• Work to be completed
Retype the data below without altering anything.

(Items from a figure collection)
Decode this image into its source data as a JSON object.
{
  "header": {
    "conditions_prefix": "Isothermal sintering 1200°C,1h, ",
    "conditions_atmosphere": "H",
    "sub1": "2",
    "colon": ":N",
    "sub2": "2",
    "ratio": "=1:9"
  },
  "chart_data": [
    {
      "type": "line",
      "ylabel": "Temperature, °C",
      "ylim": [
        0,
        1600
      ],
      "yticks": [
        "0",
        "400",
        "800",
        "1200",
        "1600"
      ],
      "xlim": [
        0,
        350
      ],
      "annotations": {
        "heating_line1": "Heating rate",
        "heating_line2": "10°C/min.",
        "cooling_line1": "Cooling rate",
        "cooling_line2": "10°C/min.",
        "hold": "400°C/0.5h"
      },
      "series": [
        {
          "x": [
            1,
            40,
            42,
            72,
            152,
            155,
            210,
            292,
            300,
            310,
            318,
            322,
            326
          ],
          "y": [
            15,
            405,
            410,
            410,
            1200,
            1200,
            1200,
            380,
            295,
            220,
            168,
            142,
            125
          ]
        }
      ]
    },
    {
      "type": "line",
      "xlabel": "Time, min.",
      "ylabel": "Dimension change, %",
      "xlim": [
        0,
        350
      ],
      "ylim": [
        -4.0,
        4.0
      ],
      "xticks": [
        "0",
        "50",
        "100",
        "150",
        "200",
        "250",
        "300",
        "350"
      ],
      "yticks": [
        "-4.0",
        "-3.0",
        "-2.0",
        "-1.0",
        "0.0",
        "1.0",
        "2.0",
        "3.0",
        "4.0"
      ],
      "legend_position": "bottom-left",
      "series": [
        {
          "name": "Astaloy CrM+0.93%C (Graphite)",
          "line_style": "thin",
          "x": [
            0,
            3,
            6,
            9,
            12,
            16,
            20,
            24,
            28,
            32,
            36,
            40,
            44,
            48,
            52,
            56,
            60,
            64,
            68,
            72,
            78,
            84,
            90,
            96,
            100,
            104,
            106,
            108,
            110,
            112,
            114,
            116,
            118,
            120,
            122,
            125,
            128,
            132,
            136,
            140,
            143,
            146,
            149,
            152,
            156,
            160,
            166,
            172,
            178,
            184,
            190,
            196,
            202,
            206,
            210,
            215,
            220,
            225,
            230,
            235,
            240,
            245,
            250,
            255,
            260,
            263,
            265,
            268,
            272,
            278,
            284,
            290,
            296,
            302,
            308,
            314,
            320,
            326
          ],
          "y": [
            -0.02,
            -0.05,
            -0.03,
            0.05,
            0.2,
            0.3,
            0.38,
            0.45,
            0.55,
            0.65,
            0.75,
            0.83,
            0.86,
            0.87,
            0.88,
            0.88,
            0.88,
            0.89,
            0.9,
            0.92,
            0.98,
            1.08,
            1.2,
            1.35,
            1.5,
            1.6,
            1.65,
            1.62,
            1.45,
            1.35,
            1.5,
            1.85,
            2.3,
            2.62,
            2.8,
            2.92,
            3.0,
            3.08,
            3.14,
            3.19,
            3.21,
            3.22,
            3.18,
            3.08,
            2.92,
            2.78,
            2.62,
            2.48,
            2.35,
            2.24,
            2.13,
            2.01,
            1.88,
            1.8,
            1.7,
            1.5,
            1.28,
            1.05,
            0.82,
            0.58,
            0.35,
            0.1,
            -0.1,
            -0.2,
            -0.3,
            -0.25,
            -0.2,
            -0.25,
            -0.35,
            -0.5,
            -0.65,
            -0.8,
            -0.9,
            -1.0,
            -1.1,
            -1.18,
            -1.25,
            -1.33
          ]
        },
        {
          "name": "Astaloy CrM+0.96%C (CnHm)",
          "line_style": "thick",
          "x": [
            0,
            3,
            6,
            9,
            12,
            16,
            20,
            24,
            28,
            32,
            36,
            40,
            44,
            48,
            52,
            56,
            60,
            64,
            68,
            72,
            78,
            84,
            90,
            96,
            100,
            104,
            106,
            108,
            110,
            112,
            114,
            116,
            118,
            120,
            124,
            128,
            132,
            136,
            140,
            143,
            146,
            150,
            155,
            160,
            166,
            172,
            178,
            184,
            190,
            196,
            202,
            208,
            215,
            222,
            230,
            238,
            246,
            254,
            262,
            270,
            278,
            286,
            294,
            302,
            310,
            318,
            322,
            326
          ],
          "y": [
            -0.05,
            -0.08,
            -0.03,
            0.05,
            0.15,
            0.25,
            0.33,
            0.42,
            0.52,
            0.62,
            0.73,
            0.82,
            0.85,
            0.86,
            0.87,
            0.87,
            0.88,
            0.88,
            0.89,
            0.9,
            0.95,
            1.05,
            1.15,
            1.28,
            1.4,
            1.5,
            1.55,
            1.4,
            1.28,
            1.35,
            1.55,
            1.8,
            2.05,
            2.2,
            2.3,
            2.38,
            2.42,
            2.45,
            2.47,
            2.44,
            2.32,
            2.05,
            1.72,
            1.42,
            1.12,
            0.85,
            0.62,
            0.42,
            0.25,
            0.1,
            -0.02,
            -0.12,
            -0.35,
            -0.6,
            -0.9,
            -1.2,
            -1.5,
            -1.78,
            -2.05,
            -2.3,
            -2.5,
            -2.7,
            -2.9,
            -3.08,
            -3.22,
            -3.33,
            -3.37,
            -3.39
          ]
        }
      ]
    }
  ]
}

• Response to this task
Decode this image into its source data as a JSON object.
{
  "header": {
    "conditions_prefix": "Isothermal sintering 1200°C,1h, ",
    "conditions_atmosphere": "H",
    "sub1": "2",
    "colon": ":N",
    "sub2": "2",
    "ratio": "=1:9"
  },
  "chart_data": [
    {
      "type": "line",
      "ylabel": "Temperature, °C",
      "ylim": [
        0,
        1600
      ],
      "yticks": [
        "0",
        "400",
        "800",
        "1200",
        "1600"
      ],
      "xlim": [
        0,
        350
      ],
      "annotations": {
        "heating_line1": "Heating rate",
        "heating_line2": "10°C/min.",
        "cooling_line1": "Cooling rate",
        "cooling_line2": "10°C/min.",
        "hold": "400°C/0.5h"
      },
      "series": [
        {
          "x": [
            1,
            40,
            42,
            72,
            152,
            155,
            210,
            292,
            300,
            310,
            318,
            322,
            326
          ],
          "y": [
            15,
            405,
            410,
            410,
            1200,
            1200,
            1200,
            380,
            295,
            220,
            168,
            142,
            125
          ]
        }
      ]
    },
    {
      "type": "line",
      "xlabel": "Time, min.",
      "ylabel": "Dimension change, %",
      "xlim": [
        0,
        350
      ],
      "ylim": [
        -4.0,
        4.0
      ],
      "xticks": [
        "0",
        "50",
        "100",
        "150",
        "200",
        "250",
        "300",
        "350"
      ],
      "yticks": [
        "-4.0",
        "-3.0",
        "-2.0",
        "-1.0",
        "0.0",
        "1.0",
        "2.0",
        "3.0",
        "4.0"
      ],
      "legend_position": "bottom-left",
      "series": [
        {
          "name": "Astaloy CrM+0.93%C (Graphite)",
          "line_style": "thin",
          "x": [
            0,
            3,
            6,
            9,
            12,
            16,
            20,
            24,
            28,
            32,
            36,
            40,
            44,
            48,
            52,
            56,
            60,
            64,
            68,
            72,
            78,
            84,
            90,
            96,
            100,
            104,
            106,
            108,
            110,
            112,
            114,
            116,
            118,
            120,
            122,
            125,
            128,
            132,
            136,
            140,
            143,
            146,
            149,
            152,
            156,
            160,
            166,
            172,
            178,
            184,
            190,
            196,
            202,
            206,
            210,
            215,
            220,
            225,
            230,
            235,
            240,
            245,
            250,
            255,
            260,
            263,
            265,
            268,
            272,
            278,
            284,
            290,
            296,
            302,
            308,
            314,
            320,
            326
          ],
          "y": [
            -0.02,
            -0.05,
            -0.03,
            0.05,
            0.2,
            0.3,
            0.38,
            0.45,
            0.55,
            0.65,
            0.75,
            0.83,
            0.86,
            0.87,
            0.88,
            0.88,
            0.88,
            0.89,
            0.9,
            0.92,
            0.98,
            1.08,
            1.2,
            1.35,
            1.5,
            1.6,
            1.65,
            1.62,
            1.45,
            1.35,
            1.5,
            1.85,
            2.3,
            2.62,
            2.8,
            2.92,
            3.0,
            3.08,
            3.14,
            3.19,
            3.21,
            3.22,
            3.18,
            3.08,
            2.92,
            2.78,
            2.62,
            2.48,
            2.35,
            2.24,
            2.13,
            2.01,
            1.88,
            1.8,
            1.7,
            1.5,
            1.28,
            1.05,
            0.82,
            0.58,
            0.35,
            0.1,
            -0.1,
            -0.2,
            -0.3,
            -0.25,
            -0.2,
            -0.25,
            -0.35,
            -0.5,
            -0.65,
            -0.8,
            -0.9,
            -1.0,
            -1.1,
            -1.18,
            -1.25,
            -1.33
          ]
        },
        {
          "name": "Astaloy CrM+0.96%C (CnHm)",
          "line_style": "thick",
          "x": [
            0,
            3,
            6,
            9,
            12,
            16,
            20,
            24,
            28,
            32,
            36,
            40,
            44,
            48,
            52,
            56,
            60,
            64,
            68,
            72,
            78,
            84,
            90,
            96,
            100,
            104,
            106,
            108,
            110,
            112,
            114,
            116,
            118,
            120,
            124,
            128,
            132,
            136,
            140,
            143,
            146,
            150,
            155,
            160,
            166,
            172,
            178,
            184,
            190,
            196,
            202,
            208,
            215,
            222,
            230,
            238,
            246,
            254,
            262,
            270,
            278,
            286,
            294,
            302,
            310,
            318,
            322,
            326
          ],
          "y": [
            -0.05,
            -0.08,
            -0.03,
            0.05,
            0.15,
            0.25,
            0.33,
            0.42,
            0.52,
            0.62,
            0.73,
            0.82,
            0.85,
            0.86,
            0.87,
            0.87,
            0.88,
            0.88,
            0.89,
            0.9,
            0.95,
            1.05,
            1.15,
            1.28,
            1.4,
            1.5,
            1.55,
            1.4,
            1.28,
            1.35,
            1.55,
            1.8,
            2.05,
            2.2,
            2.3,
            2.38,
            2.42,
            2.45,
            2.47,
            2.44,
            2.32,
            2.05,
            1.72,
            1.42,
            1.12,
            0.85,
            0.62,
            0.42,
            0.25,
            0.1,
            -0.02,
            -0.12,
            -0.35,
            -0.6,
            -0.9,
            -1.2,
            -1.5,
            -1.78,
            -2.05,
            -2.3,
            -2.5,
            -2.7,
            -2.9,
            -3.08,
            -3.22,
            -3.33,
            -3.37,
            -3.39
          ]
        }
      ]
    }
  ]
}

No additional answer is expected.